• Task objective:
Rewrite the records from their start through the line containing "The CO2 line 51 is at (402, 403).", inclusive, substituting "subsea" for "offshore" and leaving everything else unchanged. Give only those lines, and leave the pictures out of your answer.
[Provided data start]
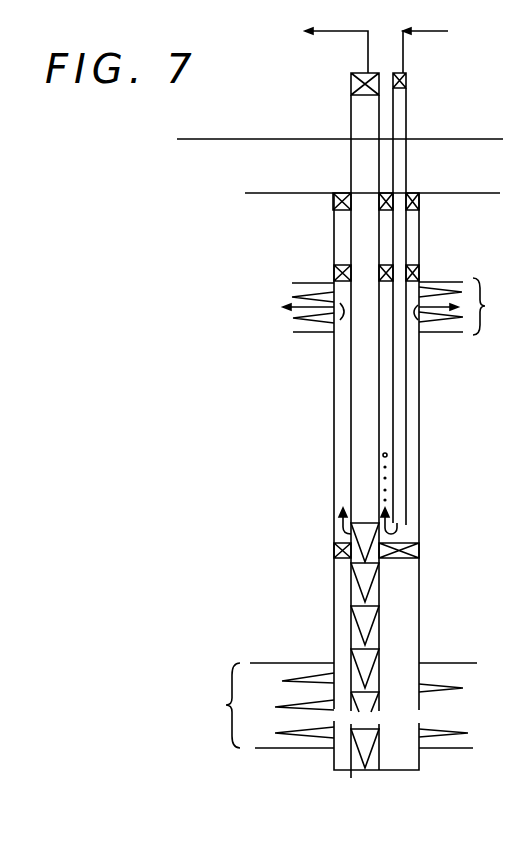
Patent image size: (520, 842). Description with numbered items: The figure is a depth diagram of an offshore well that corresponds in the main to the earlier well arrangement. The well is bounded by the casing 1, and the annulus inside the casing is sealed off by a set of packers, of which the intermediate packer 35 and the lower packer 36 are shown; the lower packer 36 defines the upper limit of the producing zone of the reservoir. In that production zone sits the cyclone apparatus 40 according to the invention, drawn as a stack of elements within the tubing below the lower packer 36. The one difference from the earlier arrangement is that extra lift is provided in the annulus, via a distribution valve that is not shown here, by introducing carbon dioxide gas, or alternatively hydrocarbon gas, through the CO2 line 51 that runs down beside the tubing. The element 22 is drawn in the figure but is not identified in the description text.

The casing 1 is at (419, 490).
The production tubing 22 is at (387, 433).
The intermediate packer 35 is at (419, 276).
The lower packer 36 is at (420, 548).
The cyclone apparatus 40 is at (367, 627).
The CO2 line 51 is at (402, 403).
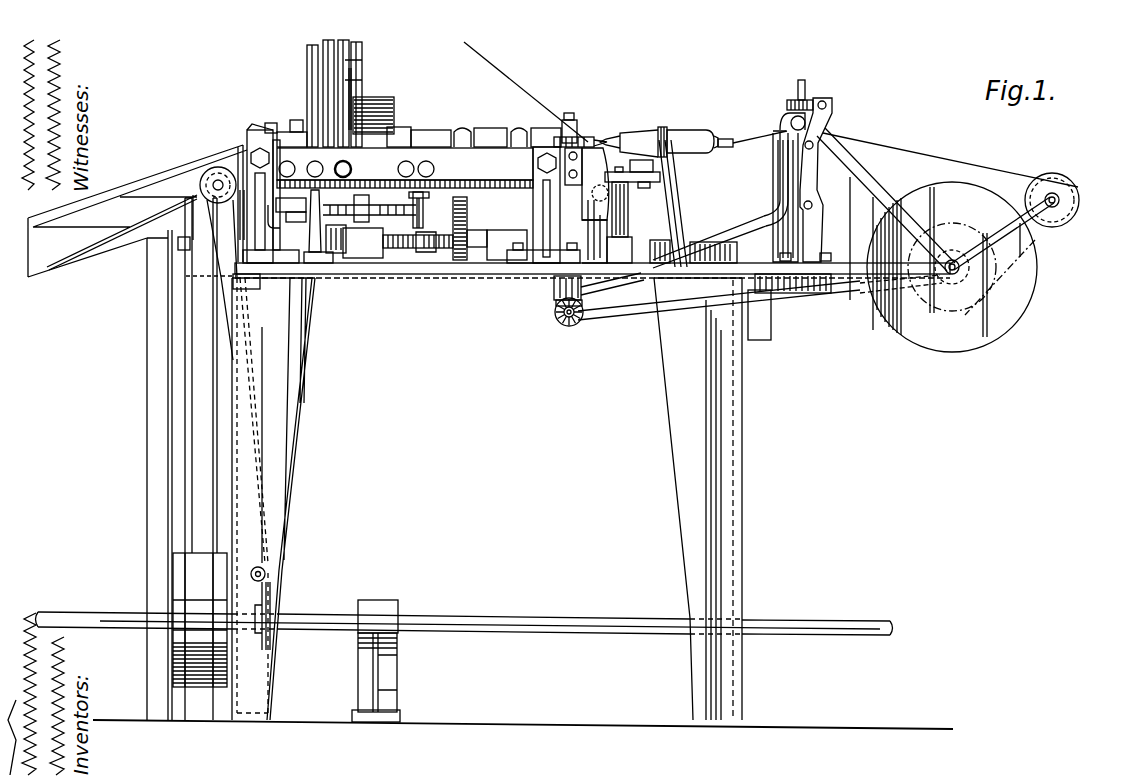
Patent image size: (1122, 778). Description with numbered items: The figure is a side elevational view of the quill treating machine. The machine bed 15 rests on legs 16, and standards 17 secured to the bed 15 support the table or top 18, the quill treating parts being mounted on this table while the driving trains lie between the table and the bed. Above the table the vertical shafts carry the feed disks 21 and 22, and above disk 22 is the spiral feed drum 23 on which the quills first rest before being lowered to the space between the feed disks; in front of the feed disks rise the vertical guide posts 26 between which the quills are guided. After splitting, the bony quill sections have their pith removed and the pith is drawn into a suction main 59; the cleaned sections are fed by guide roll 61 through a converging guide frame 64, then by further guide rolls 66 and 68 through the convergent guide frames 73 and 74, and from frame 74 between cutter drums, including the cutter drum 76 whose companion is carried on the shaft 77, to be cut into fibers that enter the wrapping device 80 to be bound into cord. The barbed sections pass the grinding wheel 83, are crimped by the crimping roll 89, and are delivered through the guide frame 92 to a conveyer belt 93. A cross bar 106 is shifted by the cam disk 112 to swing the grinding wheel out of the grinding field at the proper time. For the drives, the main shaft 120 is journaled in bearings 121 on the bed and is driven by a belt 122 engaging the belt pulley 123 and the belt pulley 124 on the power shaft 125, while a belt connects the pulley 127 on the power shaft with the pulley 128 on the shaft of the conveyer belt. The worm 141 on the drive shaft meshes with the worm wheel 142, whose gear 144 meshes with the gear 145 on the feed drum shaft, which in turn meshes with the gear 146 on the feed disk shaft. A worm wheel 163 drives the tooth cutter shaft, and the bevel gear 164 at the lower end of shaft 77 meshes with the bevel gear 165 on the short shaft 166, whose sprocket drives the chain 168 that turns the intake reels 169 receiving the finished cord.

The machine bed 15 is at (393, 275).
The legs 16 is at (297, 417).
The standards 17 is at (276, 264).
The table or top 18 is at (504, 148).
The feed disk 21 is at (292, 135).
The feed disk 22 is at (398, 127).
The feed drum 23 is at (384, 108).
The vertical guide posts 26 is at (363, 50).
The suction main 59 is at (362, 70).
The guide roll 61 is at (414, 130).
The converging guide frame 64 is at (442, 138).
The guide roll 66 is at (468, 130).
The guide roll 68 is at (521, 135).
The convergent guide frame 73 is at (494, 138).
The convergent guide frame 74 is at (548, 128).
The cutter drum 76 is at (586, 142).
The shaft 77 is at (553, 292).
The wrapping device 80 is at (648, 138).
The grinding wheel 83 is at (297, 120).
The crimping roll 89 is at (269, 124).
The guide frame 92 is at (252, 130).
The conveyer belt 93 is at (119, 197).
The cross bar 106 is at (318, 167).
The cam disk 112 is at (295, 178).
The main shaft 120 is at (697, 240).
The bearings 121 is at (500, 242).
The belt 122 is at (190, 403).
The belt pulley 123 is at (187, 273).
The belt pulley 124 is at (178, 662).
The power shaft 125 is at (604, 636).
The pulley 127 is at (278, 602).
The pulley 128 is at (213, 173).
The worm 141 is at (406, 278).
The worm wheel 142 is at (421, 268).
The gear 144 is at (405, 164).
The gear 145 is at (358, 185).
The gear 146 is at (284, 168).
The worm wheel 163 is at (410, 190).
The bevel gear 164 is at (556, 303).
The bevel gear 165 is at (558, 320).
The short shaft 166 is at (565, 328).
The chain 168 is at (636, 316).
The intake reels 169 is at (1012, 307).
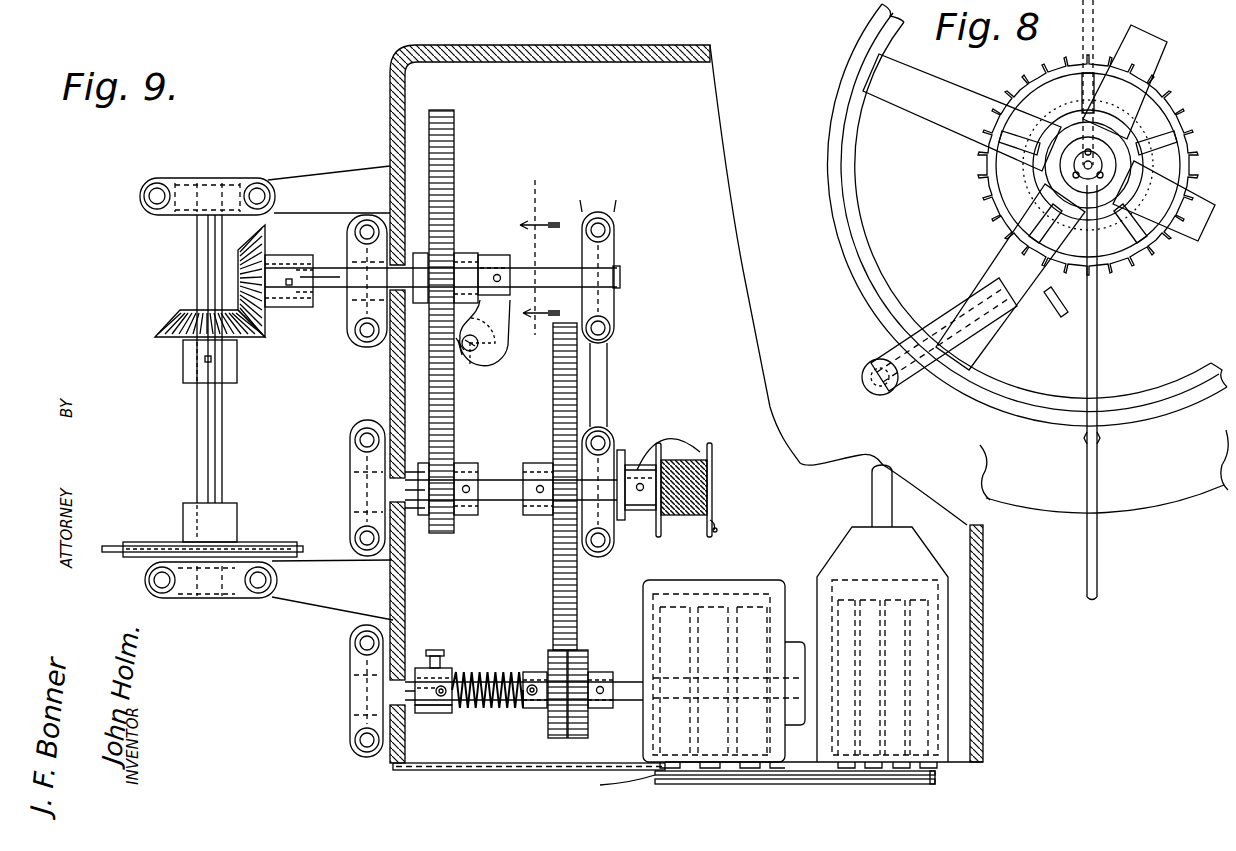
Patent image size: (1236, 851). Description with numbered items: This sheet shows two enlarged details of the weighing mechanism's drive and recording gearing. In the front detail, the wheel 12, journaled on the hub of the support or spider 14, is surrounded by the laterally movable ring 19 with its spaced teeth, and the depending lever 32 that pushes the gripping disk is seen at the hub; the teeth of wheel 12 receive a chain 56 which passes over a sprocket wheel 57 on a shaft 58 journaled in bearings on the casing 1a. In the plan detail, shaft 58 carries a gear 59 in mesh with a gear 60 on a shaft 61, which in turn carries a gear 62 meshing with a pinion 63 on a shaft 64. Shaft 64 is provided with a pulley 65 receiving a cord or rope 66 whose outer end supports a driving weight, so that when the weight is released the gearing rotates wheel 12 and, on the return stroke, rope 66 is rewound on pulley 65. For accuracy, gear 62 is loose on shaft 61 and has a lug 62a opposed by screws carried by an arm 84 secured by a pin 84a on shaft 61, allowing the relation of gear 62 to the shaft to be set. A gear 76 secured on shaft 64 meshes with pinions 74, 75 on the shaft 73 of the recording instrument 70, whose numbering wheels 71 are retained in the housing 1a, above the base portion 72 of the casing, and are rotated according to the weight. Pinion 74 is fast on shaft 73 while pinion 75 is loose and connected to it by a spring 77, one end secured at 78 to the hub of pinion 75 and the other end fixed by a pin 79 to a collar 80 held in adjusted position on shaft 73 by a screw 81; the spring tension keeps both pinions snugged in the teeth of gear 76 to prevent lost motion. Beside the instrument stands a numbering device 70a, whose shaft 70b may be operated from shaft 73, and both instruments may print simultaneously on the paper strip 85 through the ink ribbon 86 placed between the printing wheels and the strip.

In FIG. 9, the casing 1a is at (390, 150).
In FIG. 8, the wheel 12 is at (1000, 203).
In FIG. 8, the spider 14 is at (950, 286).
In FIG. 8, the laterally movable ring 19 is at (1192, 355).
In FIG. 8, the lever 32 is at (1110, 556).
In FIG. 9, the chain 56 is at (111, 538).
In FIG. 8, the chain 56 is at (1061, 316).
In FIG. 9, the sprocket wheel 57 is at (160, 543).
In FIG. 9, the shaft 58 is at (226, 462).
In FIG. 9, the gear 59 is at (238, 345).
In FIG. 9, the gear 60 is at (268, 322).
In FIG. 9, the shaft 61 is at (340, 298).
In FIG. 9, the gear 62 is at (456, 200).
In FIG. 9, the lug 62a is at (458, 348).
In FIG. 9, the pinion 63 is at (457, 458).
In FIG. 9, the shaft 64 is at (512, 500).
In FIG. 9, the pulley 65 is at (712, 505).
In FIG. 9, the cord or rope 66 is at (693, 516).
In FIG. 9, the recording instrument 70 is at (738, 583).
In FIG. 9, the numbering device 70a is at (858, 540).
In FIG. 9, the shaft of numbering device 70b is at (888, 476).
In FIG. 9, the numbering wheels 71 is at (626, 784).
In FIG. 9, the bottom plate 72 is at (497, 764).
In FIG. 9, the shaft 73 is at (627, 680).
In FIG. 9, the pinion 74 is at (592, 740).
In FIG. 9, the pinion 75 is at (557, 738).
In FIG. 9, the gear 76 is at (547, 609).
In FIG. 9, the spring 77 is at (495, 676).
In FIG. 9, the spring attachment point 78 is at (532, 684).
In FIG. 9, the pin 79 is at (437, 714).
In FIG. 9, the collar 80 is at (450, 668).
In FIG. 9, the screw 81 is at (432, 650).
In FIG. 9, the arm 84 is at (502, 338).
In FIG. 9, the pin 84a is at (500, 268).
In FIG. 9, the strip of paper 85 is at (806, 782).
In FIG. 9, the ink ribbon 86 is at (944, 783).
[Provided data end]
• Response to the exercise:
Patent image size: (520, 842). Description with numbered items: The figure is a depth diagram of an subsea well that corresponds in the main to the earlier well arrangement. The well is bounded by the casing 1, and the annulus inside the casing is sealed off by a set of packers, of which the intermediate packer 35 and the lower packer 36 are shown; the lower packer 36 defines the upper limit of the producing zone of the reservoir. In that production zone sits the cyclone apparatus 40 according to the invention, drawn as a stack of elements within the tubing below the lower packer 36. The one difference from the earlier arrangement is that extra lift is provided in the annulus, via a distribution valve that is not shown here, by introducing carbon dioxide gas, or alternatively hydrocarbon gas, through the CO2 line 51 that runs down beside the tubing. The element 22 is drawn in the figure but is not identified in the description text.

The casing 1 is at (419, 490).
The production tubing 22 is at (387, 433).
The intermediate packer 35 is at (419, 276).
The lower packer 36 is at (420, 548).
The cyclone apparatus 40 is at (367, 627).
The CO2 line 51 is at (402, 403).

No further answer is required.